YOUR INSTRUCTIONS —
Reproduce the stretch of the restaurant news from "- AngoThai’s John" through "David Thompson’s Nahm.", swapping "residencies" for "pop-ups".

EXCERPT TO READ —
^^^^^^^^^^^^^^^^

- AngoThai’s John and Desiree Chantarasak are to open their first permanent restaurant next year. The central London restaurant will be backed by MJMK, the London-based group of restaurants and bars that are behind the likes of Portuguese Casa do Frango and soon-to-launch Cuban Bar La Rampa, as well as Kol, Santiago Lastra’s critically-acclaimed Mexican restaurant, which opened last October. AngloThai has run a number of high profile residencies across London in venues including The Dairy and Newcomer wines. John has built a reputation as one of the UK’s most exciting Thai chefs, with time spent in kitchens across London, Europe, North America and Asia, including Som Saa, and David Thompson’s Nahm.
- Chef residency restaurant Carousel will close its doors in Marylebone later this year and relaunch as a much larger multifaceted restaurant in Fitzrovia. On Charlotte Street within three converted Georgian townhouses, Ed and Ollie Templeton’s new space will stay true to Carousel’s roots with an ever-changing line-up of guest chefs running the kitchen. But the concept will evolve considerably, with the new venue also set to be home to a wine bar that will be open throughout the day; a ten-seater incubator for new concepts and longer-term residencies; and separate spaces dedicated to private dining, workshops and events.
- Corbin & King is locked in a legal battle with the landlord of its Mayfair flagship The Wolseley over unpaid rent that has accumulated during the course of the pandemic. The Financial Times reports that The Wolseley’s Jersey-based landlord STJ Investments is demanding Corbin & King pay all of the c.£1m of rent debt that built up while the restaurant was closed during Coronavirus lockdowns. It has tried to evict The Wolseley by taking Corbin & King to court. So far, the restaurant group has defended itself using a clause in the lease that precludes payment of rent if trading is not permitted at the site by government edict.
- Chef Kenny Atkinson is to launch a second restaurant with his wife Abbie on Newcastle’s Quayside. Called Solstice, the restaurant is being billed a sister site to Newcastle-born Atkinson’s Quayside flagship House of Tides, which launched back in 2014. Atkinson confirmed the opening on Instagram, but there were no further details available at the time of writing. House of Tides is located on the Newcastle Quayside and set within a carefully restored Grade I-listed former merchant’s townhouse. The restaurant is also a regular on the Estrella Damm National Restaurant Awards top 100 list.
- The Ivy Collection has promised to review the concept, culture, and all internal and external processes of its Ivy Asia off-shoot, after being heavily criticised for a ‘culturally insensitive’ advert. In a statement The Ivy Asia, which is owned by Richard Caring’s Caprice Holdings restaurant group, said it had a ‘complete ignorance of understanding’ and promised to educate itself to ensure it ‘100% doesn’t happen again’. The now-deleted video ad for The Ivy Asia Chelsea showed women dressed as geishas struggling to get into a rickshaw being pulled by an elderly Asian man. It tips over and they are saved by a martial arts-type figure labelled ‘the hero’, who uses superhuman strength to propel them to the restaurant. Once there they struggle to get through the doors with bags of shopping. They then fall through the doors and are stared at by other customers.

^^^^^^^^^^^^^^^^

EXTRACTED ENTRIES —

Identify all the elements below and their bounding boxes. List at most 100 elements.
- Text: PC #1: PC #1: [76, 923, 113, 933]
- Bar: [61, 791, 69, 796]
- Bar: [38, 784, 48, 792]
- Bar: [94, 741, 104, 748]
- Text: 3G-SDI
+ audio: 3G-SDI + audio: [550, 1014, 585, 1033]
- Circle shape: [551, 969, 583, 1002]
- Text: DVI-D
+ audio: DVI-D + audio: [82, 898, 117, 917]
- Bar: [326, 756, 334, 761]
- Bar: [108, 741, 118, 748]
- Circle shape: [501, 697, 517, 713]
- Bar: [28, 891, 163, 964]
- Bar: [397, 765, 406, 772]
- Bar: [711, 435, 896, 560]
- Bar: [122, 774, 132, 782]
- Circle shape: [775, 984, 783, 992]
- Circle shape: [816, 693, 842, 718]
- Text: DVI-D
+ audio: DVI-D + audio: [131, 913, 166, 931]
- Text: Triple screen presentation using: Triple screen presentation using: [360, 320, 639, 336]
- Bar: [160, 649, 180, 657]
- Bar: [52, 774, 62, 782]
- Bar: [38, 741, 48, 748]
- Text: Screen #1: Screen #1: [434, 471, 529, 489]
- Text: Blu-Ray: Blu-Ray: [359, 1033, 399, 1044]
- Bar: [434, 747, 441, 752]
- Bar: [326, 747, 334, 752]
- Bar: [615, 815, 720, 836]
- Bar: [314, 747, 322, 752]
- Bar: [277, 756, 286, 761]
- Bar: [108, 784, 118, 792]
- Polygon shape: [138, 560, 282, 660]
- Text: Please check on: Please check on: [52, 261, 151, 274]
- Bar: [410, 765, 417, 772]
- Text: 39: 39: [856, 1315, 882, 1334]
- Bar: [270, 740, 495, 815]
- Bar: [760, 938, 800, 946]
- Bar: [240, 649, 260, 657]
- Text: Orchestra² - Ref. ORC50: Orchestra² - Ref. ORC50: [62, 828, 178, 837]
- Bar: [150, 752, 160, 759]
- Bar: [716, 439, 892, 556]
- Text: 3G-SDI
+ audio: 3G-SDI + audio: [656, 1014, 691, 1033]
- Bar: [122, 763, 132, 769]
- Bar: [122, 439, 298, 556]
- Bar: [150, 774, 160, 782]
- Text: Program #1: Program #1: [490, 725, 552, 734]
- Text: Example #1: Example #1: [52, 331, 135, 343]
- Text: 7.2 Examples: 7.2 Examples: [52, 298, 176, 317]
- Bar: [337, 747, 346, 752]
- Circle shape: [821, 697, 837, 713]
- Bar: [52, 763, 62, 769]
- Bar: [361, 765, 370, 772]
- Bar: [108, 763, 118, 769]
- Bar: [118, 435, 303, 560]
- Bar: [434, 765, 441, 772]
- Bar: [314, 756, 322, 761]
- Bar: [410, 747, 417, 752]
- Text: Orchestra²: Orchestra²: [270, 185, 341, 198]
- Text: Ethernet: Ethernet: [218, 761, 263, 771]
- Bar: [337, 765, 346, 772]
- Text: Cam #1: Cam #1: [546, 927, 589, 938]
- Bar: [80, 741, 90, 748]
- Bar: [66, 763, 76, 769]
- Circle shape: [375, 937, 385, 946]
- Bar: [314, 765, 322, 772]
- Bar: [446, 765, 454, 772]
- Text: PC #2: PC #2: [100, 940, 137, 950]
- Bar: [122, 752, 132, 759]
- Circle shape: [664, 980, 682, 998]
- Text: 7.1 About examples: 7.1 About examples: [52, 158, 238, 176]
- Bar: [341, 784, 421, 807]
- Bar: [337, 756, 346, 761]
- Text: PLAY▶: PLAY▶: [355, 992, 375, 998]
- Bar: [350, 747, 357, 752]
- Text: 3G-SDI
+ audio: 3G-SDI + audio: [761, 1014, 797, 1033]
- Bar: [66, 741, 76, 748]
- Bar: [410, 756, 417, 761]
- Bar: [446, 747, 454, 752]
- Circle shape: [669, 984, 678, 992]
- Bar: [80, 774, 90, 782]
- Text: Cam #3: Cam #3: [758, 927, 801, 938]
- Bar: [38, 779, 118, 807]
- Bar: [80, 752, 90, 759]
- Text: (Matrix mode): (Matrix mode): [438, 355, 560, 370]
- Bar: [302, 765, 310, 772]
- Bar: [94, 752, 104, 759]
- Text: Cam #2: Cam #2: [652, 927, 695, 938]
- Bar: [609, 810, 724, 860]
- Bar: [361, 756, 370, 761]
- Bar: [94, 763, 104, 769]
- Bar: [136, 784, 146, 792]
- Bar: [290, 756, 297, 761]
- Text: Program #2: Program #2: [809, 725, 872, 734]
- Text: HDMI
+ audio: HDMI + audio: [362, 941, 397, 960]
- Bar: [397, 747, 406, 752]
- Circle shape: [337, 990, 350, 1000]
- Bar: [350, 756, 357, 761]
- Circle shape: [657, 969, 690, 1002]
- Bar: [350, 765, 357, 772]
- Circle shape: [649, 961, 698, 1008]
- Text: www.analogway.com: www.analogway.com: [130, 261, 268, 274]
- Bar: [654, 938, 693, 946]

^^^^^^^^^^^^^^^^

WRITTEN ANSWER —
- AngoThai’s John and Desiree Chantarasak are to open their first permanent restaurant next year. The central London restaurant will be backed by MJMK, the London-based group of restaurants and bars that are behind the likes of Portuguese Casa do Frango and soon-to-launch Cuban Bar La Rampa, as well as Kol, Santiago Lastra’s critically-acclaimed Mexican restaurant, which opened last October. AngloThai has run a number of high profile pop-ups across London in venues including The Dairy and Newcomer wines. John has built a reputation as one of the UK’s most exciting Thai chefs, with time spent in kitchens across London, Europe, North America and Asia, including Som Saa, and David Thompson’s Nahm.